Filter the records below down to lines containing "allocations".

-- START OF GIVEN DATA --

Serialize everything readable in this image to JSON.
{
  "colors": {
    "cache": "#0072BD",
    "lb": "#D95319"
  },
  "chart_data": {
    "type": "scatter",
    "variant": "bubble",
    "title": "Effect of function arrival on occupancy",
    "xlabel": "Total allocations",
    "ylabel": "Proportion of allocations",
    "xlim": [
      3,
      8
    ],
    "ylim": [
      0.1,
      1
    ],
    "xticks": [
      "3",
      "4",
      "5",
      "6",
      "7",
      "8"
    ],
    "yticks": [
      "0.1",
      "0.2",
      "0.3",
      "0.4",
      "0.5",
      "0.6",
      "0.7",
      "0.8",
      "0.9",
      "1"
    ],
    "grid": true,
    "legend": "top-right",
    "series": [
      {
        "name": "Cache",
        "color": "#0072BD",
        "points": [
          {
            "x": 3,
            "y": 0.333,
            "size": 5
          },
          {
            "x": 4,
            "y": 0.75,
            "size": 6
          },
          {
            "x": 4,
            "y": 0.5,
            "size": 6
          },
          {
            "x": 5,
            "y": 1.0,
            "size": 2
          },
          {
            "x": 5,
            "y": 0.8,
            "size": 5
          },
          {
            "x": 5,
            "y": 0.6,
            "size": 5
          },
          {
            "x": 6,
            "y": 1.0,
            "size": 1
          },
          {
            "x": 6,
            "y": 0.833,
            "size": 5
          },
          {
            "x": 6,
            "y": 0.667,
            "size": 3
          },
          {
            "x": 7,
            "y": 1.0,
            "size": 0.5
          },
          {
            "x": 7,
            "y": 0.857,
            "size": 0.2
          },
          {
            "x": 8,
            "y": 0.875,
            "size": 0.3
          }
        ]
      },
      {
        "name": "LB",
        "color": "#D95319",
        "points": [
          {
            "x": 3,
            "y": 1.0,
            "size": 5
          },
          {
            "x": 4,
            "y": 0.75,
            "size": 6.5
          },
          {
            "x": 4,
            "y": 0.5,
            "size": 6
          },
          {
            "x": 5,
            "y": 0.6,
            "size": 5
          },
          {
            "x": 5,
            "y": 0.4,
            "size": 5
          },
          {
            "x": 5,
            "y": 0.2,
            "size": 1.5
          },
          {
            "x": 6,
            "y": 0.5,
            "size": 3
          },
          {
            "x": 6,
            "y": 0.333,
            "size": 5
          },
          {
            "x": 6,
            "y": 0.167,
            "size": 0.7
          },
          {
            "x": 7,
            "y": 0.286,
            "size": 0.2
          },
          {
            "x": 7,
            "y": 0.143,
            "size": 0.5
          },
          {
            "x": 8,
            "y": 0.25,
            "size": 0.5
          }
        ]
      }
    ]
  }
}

-- END OF GIVEN DATA --
-- START OF GIVEN DATA --

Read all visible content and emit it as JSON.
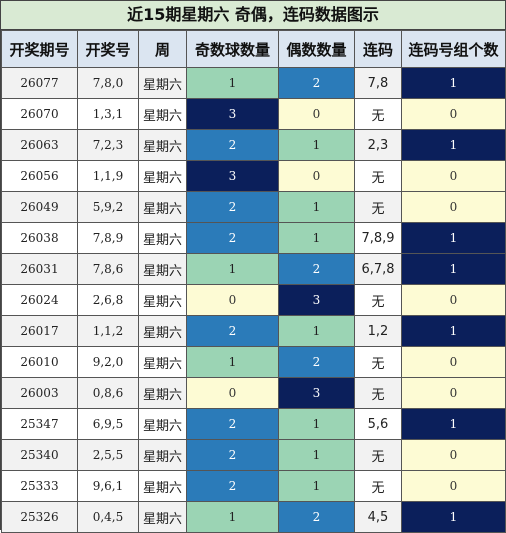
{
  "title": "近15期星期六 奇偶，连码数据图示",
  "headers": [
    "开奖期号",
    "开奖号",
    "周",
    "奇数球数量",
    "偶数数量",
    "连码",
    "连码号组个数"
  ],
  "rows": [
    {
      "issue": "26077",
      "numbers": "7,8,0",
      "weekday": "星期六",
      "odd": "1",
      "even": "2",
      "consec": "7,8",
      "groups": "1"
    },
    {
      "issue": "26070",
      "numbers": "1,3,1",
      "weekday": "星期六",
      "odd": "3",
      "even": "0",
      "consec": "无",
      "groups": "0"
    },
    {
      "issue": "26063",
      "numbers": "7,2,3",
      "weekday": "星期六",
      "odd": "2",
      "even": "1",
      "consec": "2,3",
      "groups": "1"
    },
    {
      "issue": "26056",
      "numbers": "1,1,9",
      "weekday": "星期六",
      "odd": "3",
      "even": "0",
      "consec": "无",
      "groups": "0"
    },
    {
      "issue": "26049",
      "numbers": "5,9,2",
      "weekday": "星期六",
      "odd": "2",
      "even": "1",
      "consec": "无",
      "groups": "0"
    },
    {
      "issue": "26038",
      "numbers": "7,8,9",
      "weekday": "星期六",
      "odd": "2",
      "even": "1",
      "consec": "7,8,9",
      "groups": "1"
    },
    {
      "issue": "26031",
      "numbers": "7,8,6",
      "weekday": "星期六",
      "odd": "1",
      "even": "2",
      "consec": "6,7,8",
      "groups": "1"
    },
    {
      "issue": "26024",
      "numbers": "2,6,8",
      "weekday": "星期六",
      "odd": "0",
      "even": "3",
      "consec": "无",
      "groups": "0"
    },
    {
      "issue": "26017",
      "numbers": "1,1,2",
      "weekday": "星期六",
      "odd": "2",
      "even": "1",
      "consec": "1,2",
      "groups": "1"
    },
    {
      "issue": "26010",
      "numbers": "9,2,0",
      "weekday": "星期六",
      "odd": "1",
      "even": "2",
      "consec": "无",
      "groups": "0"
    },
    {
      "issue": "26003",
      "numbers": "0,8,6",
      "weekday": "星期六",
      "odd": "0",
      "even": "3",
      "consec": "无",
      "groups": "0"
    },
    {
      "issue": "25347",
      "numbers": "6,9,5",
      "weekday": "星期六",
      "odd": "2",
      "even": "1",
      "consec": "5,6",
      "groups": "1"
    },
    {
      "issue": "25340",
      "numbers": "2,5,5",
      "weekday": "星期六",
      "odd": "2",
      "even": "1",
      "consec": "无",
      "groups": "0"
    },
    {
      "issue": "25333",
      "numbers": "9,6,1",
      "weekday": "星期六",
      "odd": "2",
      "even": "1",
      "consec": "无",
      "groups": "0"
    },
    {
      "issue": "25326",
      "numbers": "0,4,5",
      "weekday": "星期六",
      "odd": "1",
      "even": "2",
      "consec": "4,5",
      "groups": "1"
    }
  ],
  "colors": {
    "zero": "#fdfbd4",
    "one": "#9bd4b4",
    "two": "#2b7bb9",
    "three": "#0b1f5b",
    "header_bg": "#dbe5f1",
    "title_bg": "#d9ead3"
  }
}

-- END OF GIVEN DATA --
-- START OF GIVEN DATA --

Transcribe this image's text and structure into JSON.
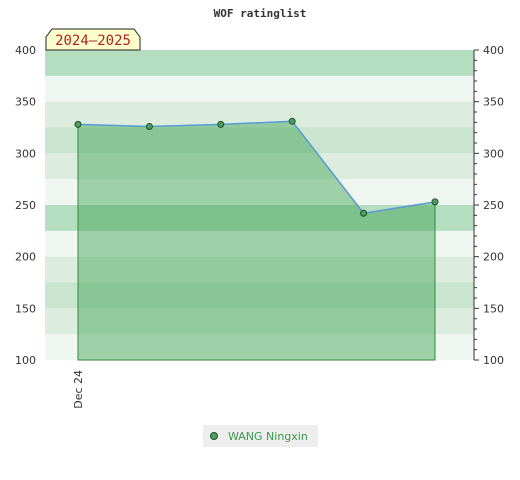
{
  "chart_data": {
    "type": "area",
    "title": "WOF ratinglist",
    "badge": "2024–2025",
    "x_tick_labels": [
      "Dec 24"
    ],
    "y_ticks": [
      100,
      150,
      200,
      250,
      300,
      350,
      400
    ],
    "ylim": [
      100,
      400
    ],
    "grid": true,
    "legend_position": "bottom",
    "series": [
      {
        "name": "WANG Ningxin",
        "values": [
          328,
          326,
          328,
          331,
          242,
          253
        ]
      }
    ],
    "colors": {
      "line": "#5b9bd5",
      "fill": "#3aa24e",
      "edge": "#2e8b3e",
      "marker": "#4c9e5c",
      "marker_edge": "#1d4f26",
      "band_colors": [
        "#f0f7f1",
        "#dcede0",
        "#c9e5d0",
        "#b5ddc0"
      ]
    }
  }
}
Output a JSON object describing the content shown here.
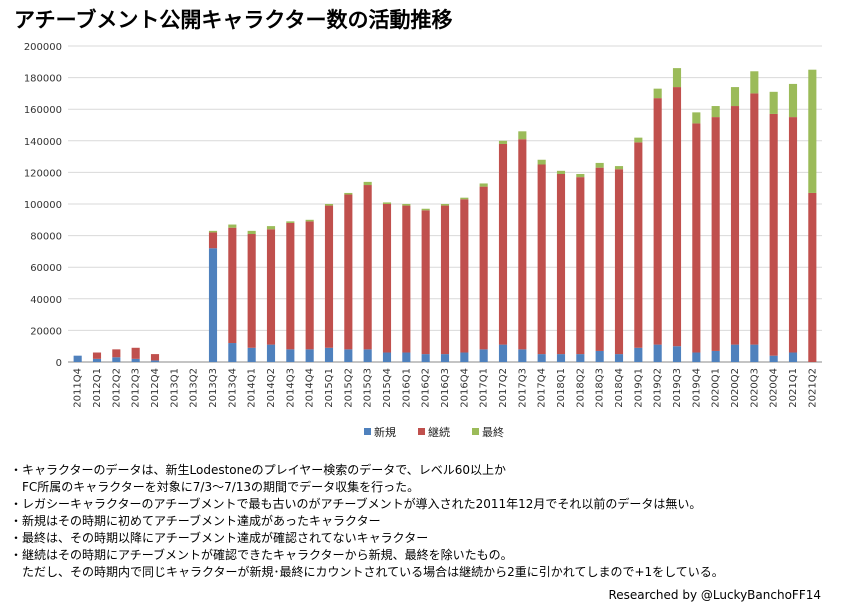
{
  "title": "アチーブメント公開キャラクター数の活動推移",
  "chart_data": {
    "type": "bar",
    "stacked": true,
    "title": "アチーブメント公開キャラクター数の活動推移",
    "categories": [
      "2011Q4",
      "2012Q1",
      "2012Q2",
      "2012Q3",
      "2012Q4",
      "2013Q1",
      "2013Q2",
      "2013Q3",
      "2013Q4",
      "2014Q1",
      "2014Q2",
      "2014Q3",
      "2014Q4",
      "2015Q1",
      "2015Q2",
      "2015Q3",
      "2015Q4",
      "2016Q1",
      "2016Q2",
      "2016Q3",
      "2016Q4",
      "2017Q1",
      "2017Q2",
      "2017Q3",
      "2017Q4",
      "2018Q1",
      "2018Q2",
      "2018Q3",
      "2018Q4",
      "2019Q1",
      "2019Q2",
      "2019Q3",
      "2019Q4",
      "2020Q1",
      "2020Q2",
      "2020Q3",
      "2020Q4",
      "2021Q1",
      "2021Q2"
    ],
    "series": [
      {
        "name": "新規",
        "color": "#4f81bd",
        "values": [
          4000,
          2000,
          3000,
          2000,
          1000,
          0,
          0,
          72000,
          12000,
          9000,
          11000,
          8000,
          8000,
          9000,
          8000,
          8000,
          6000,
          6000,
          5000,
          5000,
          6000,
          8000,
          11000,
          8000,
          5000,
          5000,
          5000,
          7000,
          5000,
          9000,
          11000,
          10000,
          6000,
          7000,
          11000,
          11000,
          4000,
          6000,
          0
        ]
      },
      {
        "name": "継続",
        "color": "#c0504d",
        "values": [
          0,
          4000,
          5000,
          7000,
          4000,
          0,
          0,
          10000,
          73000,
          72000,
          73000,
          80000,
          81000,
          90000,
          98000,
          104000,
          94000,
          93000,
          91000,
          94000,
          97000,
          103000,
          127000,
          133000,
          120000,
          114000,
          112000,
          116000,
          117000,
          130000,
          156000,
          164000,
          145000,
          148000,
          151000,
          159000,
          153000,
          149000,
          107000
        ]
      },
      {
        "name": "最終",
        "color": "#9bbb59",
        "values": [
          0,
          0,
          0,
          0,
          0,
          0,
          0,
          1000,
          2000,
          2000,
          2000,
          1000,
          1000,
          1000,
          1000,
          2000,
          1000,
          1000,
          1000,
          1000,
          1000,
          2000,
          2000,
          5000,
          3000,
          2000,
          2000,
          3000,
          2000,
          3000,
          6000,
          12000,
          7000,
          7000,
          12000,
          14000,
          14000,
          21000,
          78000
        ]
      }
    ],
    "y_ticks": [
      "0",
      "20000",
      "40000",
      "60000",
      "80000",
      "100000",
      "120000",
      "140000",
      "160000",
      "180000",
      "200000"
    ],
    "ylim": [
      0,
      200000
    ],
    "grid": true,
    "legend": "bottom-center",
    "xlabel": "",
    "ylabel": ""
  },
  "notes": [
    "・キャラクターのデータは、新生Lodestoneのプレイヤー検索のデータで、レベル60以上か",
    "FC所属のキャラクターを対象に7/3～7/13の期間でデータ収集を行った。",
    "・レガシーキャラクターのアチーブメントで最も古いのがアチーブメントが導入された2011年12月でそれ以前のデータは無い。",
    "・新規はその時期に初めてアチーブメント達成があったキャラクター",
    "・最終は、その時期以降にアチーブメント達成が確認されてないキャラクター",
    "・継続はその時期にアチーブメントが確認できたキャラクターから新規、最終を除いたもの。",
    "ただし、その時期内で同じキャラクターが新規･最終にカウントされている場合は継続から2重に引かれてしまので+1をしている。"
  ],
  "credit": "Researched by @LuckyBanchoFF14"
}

-- END OF GIVEN DATA --

*RESULT FOR THIS TASK:*
    "xlabel": "Total allocations",
    "ylabel": "Proportion of allocations",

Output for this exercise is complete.